Exercise brief: Repeat each record below exactly, dropping the pictures.
::::::::
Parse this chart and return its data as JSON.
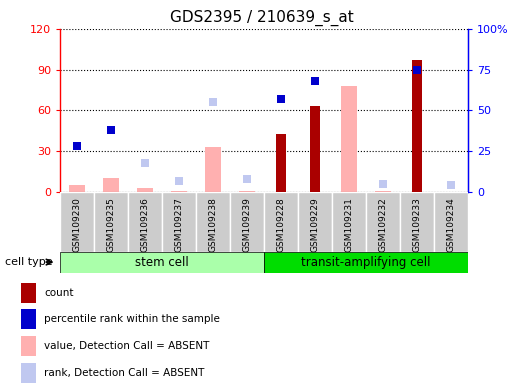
{
  "title": "GDS2395 / 210639_s_at",
  "samples": [
    "GSM109230",
    "GSM109235",
    "GSM109236",
    "GSM109237",
    "GSM109238",
    "GSM109239",
    "GSM109228",
    "GSM109229",
    "GSM109231",
    "GSM109232",
    "GSM109233",
    "GSM109234"
  ],
  "count": [
    null,
    null,
    null,
    null,
    null,
    null,
    43,
    63,
    null,
    null,
    97,
    null
  ],
  "percentile_rank": [
    28,
    38,
    null,
    null,
    null,
    null,
    57,
    68,
    null,
    null,
    75,
    null
  ],
  "value_absent": [
    5,
    10,
    3,
    1,
    33,
    1,
    null,
    null,
    78,
    1,
    null,
    null
  ],
  "rank_absent": [
    null,
    null,
    18,
    7,
    55,
    8,
    null,
    null,
    null,
    5,
    null,
    4
  ],
  "ylim_left": [
    0,
    120
  ],
  "ylim_right": [
    0,
    100
  ],
  "yticks_left": [
    0,
    30,
    60,
    90,
    120
  ],
  "ytick_labels_left": [
    "0",
    "30",
    "60",
    "90",
    "120"
  ],
  "yticks_right": [
    0,
    25,
    50,
    75,
    100
  ],
  "ytick_labels_right": [
    "0",
    "25",
    "50",
    "75",
    "100%"
  ],
  "color_count": "#AA0000",
  "color_percentile": "#0000CC",
  "color_value_absent": "#FFB0B0",
  "color_rank_absent": "#C0C8F0",
  "cell_type_bg_stem": "#AAFFAA",
  "cell_type_bg_transit": "#00DD00",
  "sample_box_color": "#CCCCCC",
  "legend_items": [
    {
      "label": "count",
      "color": "#AA0000"
    },
    {
      "label": "percentile rank within the sample",
      "color": "#0000CC"
    },
    {
      "label": "value, Detection Call = ABSENT",
      "color": "#FFB0B0"
    },
    {
      "label": "rank, Detection Call = ABSENT",
      "color": "#C0C8F0"
    }
  ]
}
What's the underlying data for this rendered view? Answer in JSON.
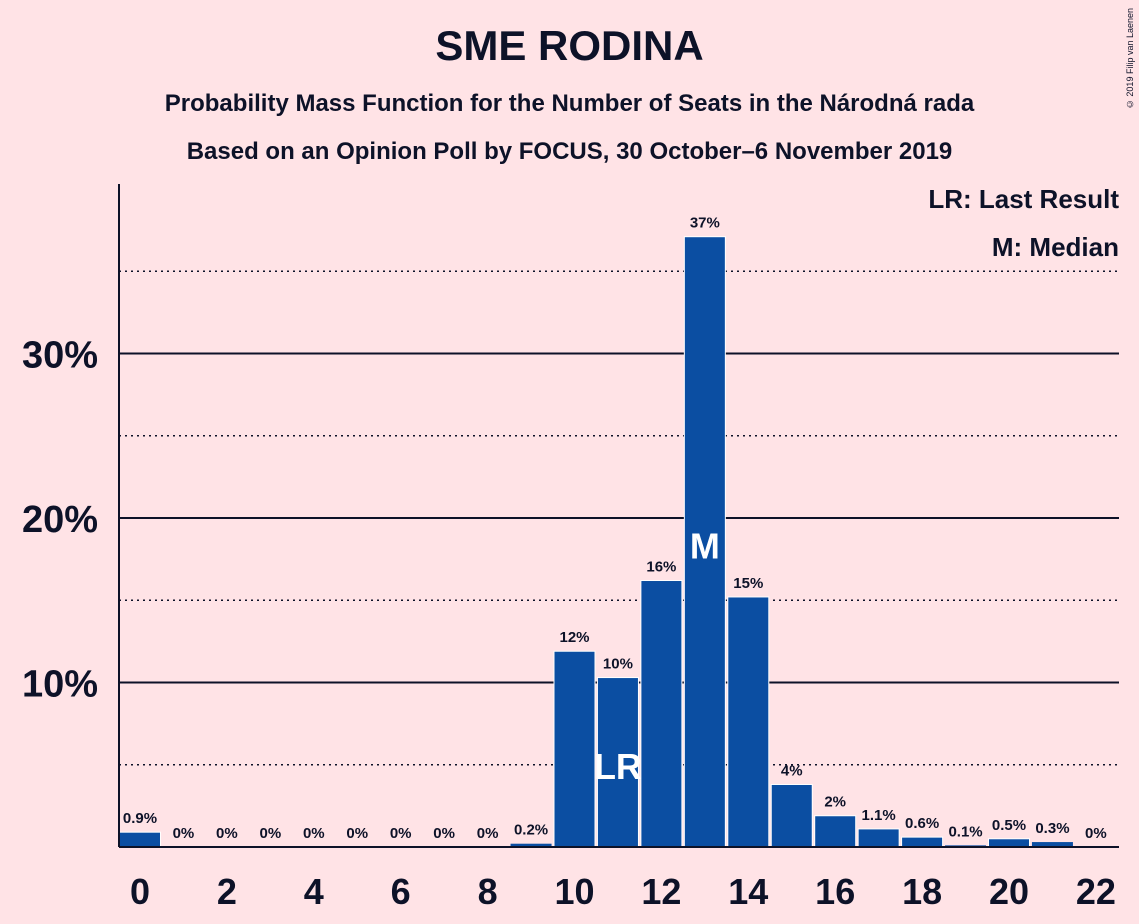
{
  "chart_data": {
    "type": "bar",
    "title": "SME RODINA",
    "subtitle": "Probability Mass Function for the Number of Seats in the Národná rada",
    "subtitle2": "Based on an Opinion Poll by FOCUS, 30 October–6 November 2019",
    "copyright": "© 2019 Filip van Laenen",
    "legend": [
      "LR: Last Result",
      "M: Median"
    ],
    "legend_position": "top-right",
    "categories": [
      0,
      1,
      2,
      3,
      4,
      5,
      6,
      7,
      8,
      9,
      10,
      11,
      12,
      13,
      14,
      15,
      16,
      17,
      18,
      19,
      20,
      21,
      22
    ],
    "values": [
      0.9,
      0,
      0,
      0,
      0,
      0,
      0,
      0,
      0,
      0.2,
      11.9,
      10.3,
      16.2,
      37.1,
      15.2,
      3.8,
      1.9,
      1.1,
      0.6,
      0.1,
      0.5,
      0.3,
      0
    ],
    "labels": [
      "0.9%",
      "0%",
      "0%",
      "0%",
      "0%",
      "0%",
      "0%",
      "0%",
      "0%",
      "0.2%",
      "12%",
      "10%",
      "16%",
      "37%",
      "15%",
      "4%",
      "2%",
      "1.1%",
      "0.6%",
      "0.1%",
      "0.5%",
      "0.3%",
      "0%"
    ],
    "markers": [
      {
        "index": 11,
        "text": "LR"
      },
      {
        "index": 13,
        "text": "M"
      }
    ],
    "x_tick_labels": [
      "0",
      "2",
      "4",
      "6",
      "8",
      "10",
      "12",
      "14",
      "16",
      "18",
      "20",
      "22"
    ],
    "y_ticks": [
      10,
      20,
      30
    ],
    "y_tick_labels": [
      "10%",
      "20%",
      "30%"
    ],
    "y_minor_ticks": [
      5,
      15,
      25,
      35
    ],
    "ylim": [
      0,
      40
    ],
    "grid": true,
    "bar_color": "#0b4ea2",
    "text_color": "#0d1228",
    "background": "#ffe3e6"
  }
}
::::::::
Exercise output:
Parse this chart and return its data as JSON.
{
  "title": "GDS2395 / 210639_s_at",
  "samples": [
    "GSM109230",
    "GSM109235",
    "GSM109236",
    "GSM109237",
    "GSM109238",
    "GSM109239",
    "GSM109228",
    "GSM109229",
    "GSM109231",
    "GSM109232",
    "GSM109233",
    "GSM109234"
  ],
  "count": [
    null,
    null,
    null,
    null,
    null,
    null,
    43,
    63,
    null,
    null,
    97,
    null
  ],
  "percentile_rank": [
    28,
    38,
    null,
    null,
    null,
    null,
    57,
    68,
    null,
    null,
    75,
    null
  ],
  "value_absent": [
    5,
    10,
    3,
    1,
    33,
    1,
    null,
    null,
    78,
    1,
    null,
    null
  ],
  "rank_absent": [
    null,
    null,
    18,
    7,
    55,
    8,
    null,
    null,
    null,
    5,
    null,
    4
  ],
  "ylim_left": [
    0,
    120
  ],
  "ylim_right": [
    0,
    100
  ],
  "yticks_left": [
    0,
    30,
    60,
    90,
    120
  ],
  "ytick_labels_left": [
    "0",
    "30",
    "60",
    "90",
    "120"
  ],
  "yticks_right": [
    0,
    25,
    50,
    75,
    100
  ],
  "ytick_labels_right": [
    "0",
    "25",
    "50",
    "75",
    "100%"
  ],
  "color_count": "#AA0000",
  "color_percentile": "#0000CC",
  "color_value_absent": "#FFB0B0",
  "color_rank_absent": "#C0C8F0",
  "cell_type_bg_stem": "#AAFFAA",
  "cell_type_bg_transit": "#00DD00",
  "sample_box_color": "#CCCCCC",
  "legend_items": [
    {
      "label": "count",
      "color": "#AA0000"
    },
    {
      "label": "percentile rank within the sample",
      "color": "#0000CC"
    },
    {
      "label": "value, Detection Call = ABSENT",
      "color": "#FFB0B0"
    },
    {
      "label": "rank, Detection Call = ABSENT",
      "color": "#C0C8F0"
    }
  ]
}
What's the underlying data for this rendered view? Answer in JSON.
{
  "chart_data": {
    "type": "bar",
    "title": "SME RODINA",
    "subtitle": "Probability Mass Function for the Number of Seats in the Národná rada",
    "subtitle2": "Based on an Opinion Poll by FOCUS, 30 October–6 November 2019",
    "copyright": "© 2019 Filip van Laenen",
    "legend": [
      "LR: Last Result",
      "M: Median"
    ],
    "legend_position": "top-right",
    "categories": [
      0,
      1,
      2,
      3,
      4,
      5,
      6,
      7,
      8,
      9,
      10,
      11,
      12,
      13,
      14,
      15,
      16,
      17,
      18,
      19,
      20,
      21,
      22
    ],
    "values": [
      0.9,
      0,
      0,
      0,
      0,
      0,
      0,
      0,
      0,
      0.2,
      11.9,
      10.3,
      16.2,
      37.1,
      15.2,
      3.8,
      1.9,
      1.1,
      0.6,
      0.1,
      0.5,
      0.3,
      0
    ],
    "labels": [
      "0.9%",
      "0%",
      "0%",
      "0%",
      "0%",
      "0%",
      "0%",
      "0%",
      "0%",
      "0.2%",
      "12%",
      "10%",
      "16%",
      "37%",
      "15%",
      "4%",
      "2%",
      "1.1%",
      "0.6%",
      "0.1%",
      "0.5%",
      "0.3%",
      "0%"
    ],
    "markers": [
      {
        "index": 11,
        "text": "LR"
      },
      {
        "index": 13,
        "text": "M"
      }
    ],
    "x_tick_labels": [
      "0",
      "2",
      "4",
      "6",
      "8",
      "10",
      "12",
      "14",
      "16",
      "18",
      "20",
      "22"
    ],
    "y_ticks": [
      10,
      20,
      30
    ],
    "y_tick_labels": [
      "10%",
      "20%",
      "30%"
    ],
    "y_minor_ticks": [
      5,
      15,
      25,
      35
    ],
    "ylim": [
      0,
      40
    ],
    "grid": true,
    "bar_color": "#0b4ea2",
    "text_color": "#0d1228",
    "background": "#ffe3e6"
  }
}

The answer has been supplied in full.